Dataset records:
'''
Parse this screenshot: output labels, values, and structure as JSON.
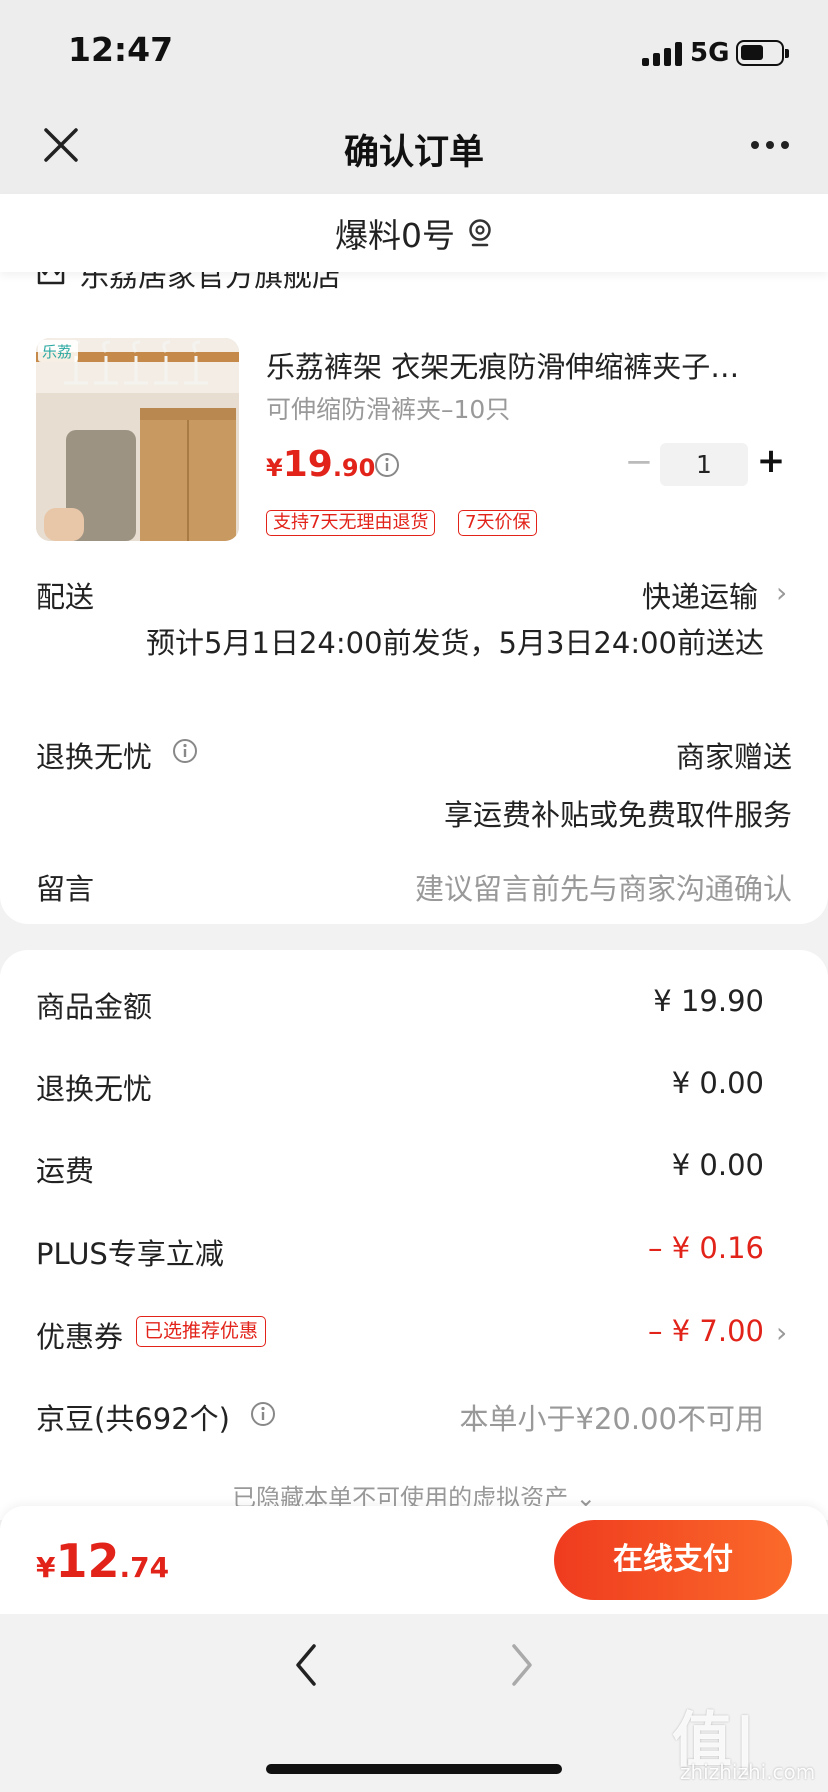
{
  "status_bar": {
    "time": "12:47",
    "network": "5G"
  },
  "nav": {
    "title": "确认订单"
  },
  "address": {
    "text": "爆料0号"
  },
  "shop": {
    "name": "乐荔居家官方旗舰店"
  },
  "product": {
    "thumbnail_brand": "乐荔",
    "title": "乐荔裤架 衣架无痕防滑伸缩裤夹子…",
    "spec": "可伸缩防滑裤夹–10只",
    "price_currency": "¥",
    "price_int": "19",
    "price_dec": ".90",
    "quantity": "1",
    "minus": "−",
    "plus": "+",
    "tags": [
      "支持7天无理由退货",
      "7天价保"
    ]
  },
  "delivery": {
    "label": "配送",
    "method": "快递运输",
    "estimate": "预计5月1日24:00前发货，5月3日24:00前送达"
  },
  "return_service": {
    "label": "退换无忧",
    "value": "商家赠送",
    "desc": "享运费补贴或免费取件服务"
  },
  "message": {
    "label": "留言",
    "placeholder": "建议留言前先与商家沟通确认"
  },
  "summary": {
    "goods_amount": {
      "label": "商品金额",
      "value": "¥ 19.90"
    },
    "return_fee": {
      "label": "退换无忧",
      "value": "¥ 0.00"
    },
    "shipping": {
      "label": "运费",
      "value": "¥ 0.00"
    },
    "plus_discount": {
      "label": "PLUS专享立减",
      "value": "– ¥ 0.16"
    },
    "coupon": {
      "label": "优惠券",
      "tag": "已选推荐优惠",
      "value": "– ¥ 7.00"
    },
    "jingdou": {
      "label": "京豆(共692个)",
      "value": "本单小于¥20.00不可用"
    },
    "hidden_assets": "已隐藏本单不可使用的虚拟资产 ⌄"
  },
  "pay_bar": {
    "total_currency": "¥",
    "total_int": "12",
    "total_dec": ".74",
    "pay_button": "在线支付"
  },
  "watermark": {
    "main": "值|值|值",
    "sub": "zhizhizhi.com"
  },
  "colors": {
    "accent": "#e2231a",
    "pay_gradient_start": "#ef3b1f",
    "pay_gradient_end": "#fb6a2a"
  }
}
'''
What you should do: Print all the records again exactly; do not include any picture.

Completed exercise:
Parse this screenshot: output labels, values, and structure as JSON.
{
  "status_bar": {
    "time": "12:47",
    "network": "5G"
  },
  "nav": {
    "title": "确认订单"
  },
  "address": {
    "text": "爆料0号"
  },
  "shop": {
    "name": "乐荔居家官方旗舰店"
  },
  "product": {
    "thumbnail_brand": "乐荔",
    "title": "乐荔裤架 衣架无痕防滑伸缩裤夹子…",
    "spec": "可伸缩防滑裤夹–10只",
    "price_currency": "¥",
    "price_int": "19",
    "price_dec": ".90",
    "quantity": "1",
    "minus": "−",
    "plus": "+",
    "tags": [
      "支持7天无理由退货",
      "7天价保"
    ]
  },
  "delivery": {
    "label": "配送",
    "method": "快递运输",
    "estimate": "预计5月1日24:00前发货，5月3日24:00前送达"
  },
  "return_service": {
    "label": "退换无忧",
    "value": "商家赠送",
    "desc": "享运费补贴或免费取件服务"
  },
  "message": {
    "label": "留言",
    "placeholder": "建议留言前先与商家沟通确认"
  },
  "summary": {
    "goods_amount": {
      "label": "商品金额",
      "value": "¥ 19.90"
    },
    "return_fee": {
      "label": "退换无忧",
      "value": "¥ 0.00"
    },
    "shipping": {
      "label": "运费",
      "value": "¥ 0.00"
    },
    "plus_discount": {
      "label": "PLUS专享立减",
      "value": "– ¥ 0.16"
    },
    "coupon": {
      "label": "优惠券",
      "tag": "已选推荐优惠",
      "value": "– ¥ 7.00"
    },
    "jingdou": {
      "label": "京豆(共692个)",
      "value": "本单小于¥20.00不可用"
    },
    "hidden_assets": "已隐藏本单不可使用的虚拟资产 ⌄"
  },
  "pay_bar": {
    "total_currency": "¥",
    "total_int": "12",
    "total_dec": ".74",
    "pay_button": "在线支付"
  },
  "watermark": {
    "main": "值|值|值",
    "sub": "zhizhizhi.com"
  },
  "colors": {
    "accent": "#e2231a",
    "pay_gradient_start": "#ef3b1f",
    "pay_gradient_end": "#fb6a2a"
  }
}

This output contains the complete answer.